GIVEN EXERCISE: Present each line of the material below as a numbered list, omitting any blank lines.
--- Begin PROVIDED DATA ---
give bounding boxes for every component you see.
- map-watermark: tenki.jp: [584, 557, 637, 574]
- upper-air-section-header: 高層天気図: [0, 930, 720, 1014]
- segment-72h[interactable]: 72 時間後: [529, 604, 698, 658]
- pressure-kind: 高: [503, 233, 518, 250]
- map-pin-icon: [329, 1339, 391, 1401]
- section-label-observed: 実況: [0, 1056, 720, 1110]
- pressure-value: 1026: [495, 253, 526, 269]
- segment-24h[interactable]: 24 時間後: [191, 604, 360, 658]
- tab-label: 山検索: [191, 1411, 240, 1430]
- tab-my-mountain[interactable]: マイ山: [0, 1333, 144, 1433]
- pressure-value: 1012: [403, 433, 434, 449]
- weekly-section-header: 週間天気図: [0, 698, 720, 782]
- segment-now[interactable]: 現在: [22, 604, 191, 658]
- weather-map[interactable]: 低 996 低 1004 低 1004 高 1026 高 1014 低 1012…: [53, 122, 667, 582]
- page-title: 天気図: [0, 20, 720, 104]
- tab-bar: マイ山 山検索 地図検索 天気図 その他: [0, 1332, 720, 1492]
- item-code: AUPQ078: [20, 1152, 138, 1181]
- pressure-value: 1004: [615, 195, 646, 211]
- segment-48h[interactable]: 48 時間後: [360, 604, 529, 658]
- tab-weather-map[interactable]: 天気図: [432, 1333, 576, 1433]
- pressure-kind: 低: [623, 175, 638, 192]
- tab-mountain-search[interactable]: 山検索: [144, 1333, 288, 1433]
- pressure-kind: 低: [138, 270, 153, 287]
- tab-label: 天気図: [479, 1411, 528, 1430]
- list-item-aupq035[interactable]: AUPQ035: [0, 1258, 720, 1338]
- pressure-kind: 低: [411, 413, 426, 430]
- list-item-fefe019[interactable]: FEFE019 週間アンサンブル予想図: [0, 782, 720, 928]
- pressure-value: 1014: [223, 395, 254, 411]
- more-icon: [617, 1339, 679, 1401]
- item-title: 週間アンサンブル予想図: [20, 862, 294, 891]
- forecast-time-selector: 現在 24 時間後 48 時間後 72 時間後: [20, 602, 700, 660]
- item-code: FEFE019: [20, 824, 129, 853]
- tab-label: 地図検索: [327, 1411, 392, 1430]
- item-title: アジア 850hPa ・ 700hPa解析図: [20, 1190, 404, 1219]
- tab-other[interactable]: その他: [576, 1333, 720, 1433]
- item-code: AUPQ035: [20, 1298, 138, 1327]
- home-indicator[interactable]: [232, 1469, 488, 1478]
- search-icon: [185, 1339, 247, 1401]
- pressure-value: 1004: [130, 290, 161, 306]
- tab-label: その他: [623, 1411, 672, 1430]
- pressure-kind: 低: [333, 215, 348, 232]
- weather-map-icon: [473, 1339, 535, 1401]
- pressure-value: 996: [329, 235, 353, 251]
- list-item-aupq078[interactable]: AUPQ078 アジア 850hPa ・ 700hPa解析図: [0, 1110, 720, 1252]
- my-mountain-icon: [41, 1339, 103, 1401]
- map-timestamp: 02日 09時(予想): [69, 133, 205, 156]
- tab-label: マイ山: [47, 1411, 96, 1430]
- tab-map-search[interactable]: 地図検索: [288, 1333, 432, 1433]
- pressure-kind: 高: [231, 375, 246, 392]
--- End PROVIDED DATA ---
TASK ANSWER:
1. give bounding boxes for every component you see.
2. - map-watermark: tenki.jp: [584, 557, 637, 574]
3. - upper-air-section-header: 高層天気図: [0, 930, 720, 1014]
4. - segment-72h[interactable]: 72 時間後: [529, 604, 698, 658]
5. - pressure-kind: 高: [503, 233, 518, 250]
6. - map-pin-icon: [329, 1339, 391, 1401]
7. - section-label-observed: 実況: [0, 1056, 720, 1110]
8. - pressure-value: 1026: [495, 253, 526, 269]
9. - segment-24h[interactable]: 24 時間後: [191, 604, 360, 658]
10. - tab-label: 山検索: [191, 1411, 240, 1430]
11. - tab-my-mountain[interactable]: マイ山: [0, 1333, 144, 1433]
12. - pressure-value: 1012: [403, 433, 434, 449]
13. - weekly-section-header: 週間天気図: [0, 698, 720, 782]
14. - segment-now[interactable]: 現在: [22, 604, 191, 658]
15. - weather-map[interactable]: 低 996 低 1004 低 1004 高 1026 高 1014 低 1012…: [53, 122, 667, 582]
16. - page-title: 天気図: [0, 20, 720, 104]
17. - tab-bar: マイ山 山検索 地図検索 天気図 その他: [0, 1332, 720, 1492]
18. - item-code: AUPQ078: [20, 1152, 138, 1181]
19. - pressure-value: 1004: [615, 195, 646, 211]
20. - segment-48h[interactable]: 48 時間後: [360, 604, 529, 658]
21. - tab-weather-map[interactable]: 天気図: [432, 1333, 576, 1433]
22. - pressure-kind: 低: [623, 175, 638, 192]
23. - tab-mountain-search[interactable]: 山検索: [144, 1333, 288, 1433]
24. - pressure-kind: 低: [138, 270, 153, 287]
25. - tab-label: 天気図: [479, 1411, 528, 1430]
26. - list-item-aupq035[interactable]: AUPQ035: [0, 1258, 720, 1338]
27. - pressure-kind: 低: [411, 413, 426, 430]
28. - list-item-fefe019[interactable]: FEFE019 週間アンサンブル予想図: [0, 782, 720, 928]
29. - pressure-value: 1014: [223, 395, 254, 411]
30. - more-icon: [617, 1339, 679, 1401]
31. - item-title: 週間アンサンブル予想図: [20, 862, 294, 891]
32. - forecast-time-selector: 現在 24 時間後 48 時間後 72 時間後: [20, 602, 700, 660]
33. - item-code: FEFE019: [20, 824, 129, 853]
34. - tab-label: 地図検索: [327, 1411, 392, 1430]
35. - item-title: アジア 850hPa ・ 700hPa解析図: [20, 1190, 404, 1219]
36. - tab-other[interactable]: その他: [576, 1333, 720, 1433]
37. - item-code: AUPQ035: [20, 1298, 138, 1327]
38. - home-indicator[interactable]: [232, 1469, 488, 1478]
39. - search-icon: [185, 1339, 247, 1401]
40. - pressure-value: 1004: [130, 290, 161, 306]
41. - tab-label: その他: [623, 1411, 672, 1430]
42. - pressure-kind: 低: [333, 215, 348, 232]
43. - weather-map-icon: [473, 1339, 535, 1401]
44. - pressure-value: 996: [329, 235, 353, 251]
45. - list-item-aupq078[interactable]: AUPQ078 アジア 850hPa ・ 700hPa解析図: [0, 1110, 720, 1252]
46. - my-mountain-icon: [41, 1339, 103, 1401]
47. - map-timestamp: 02日 09時(予想): [69, 133, 205, 156]
48. - tab-label: マイ山: [47, 1411, 96, 1430]
49. - tab-map-search[interactable]: 地図検索: [288, 1333, 432, 1433]
50. - pressure-kind: 高: [231, 375, 246, 392]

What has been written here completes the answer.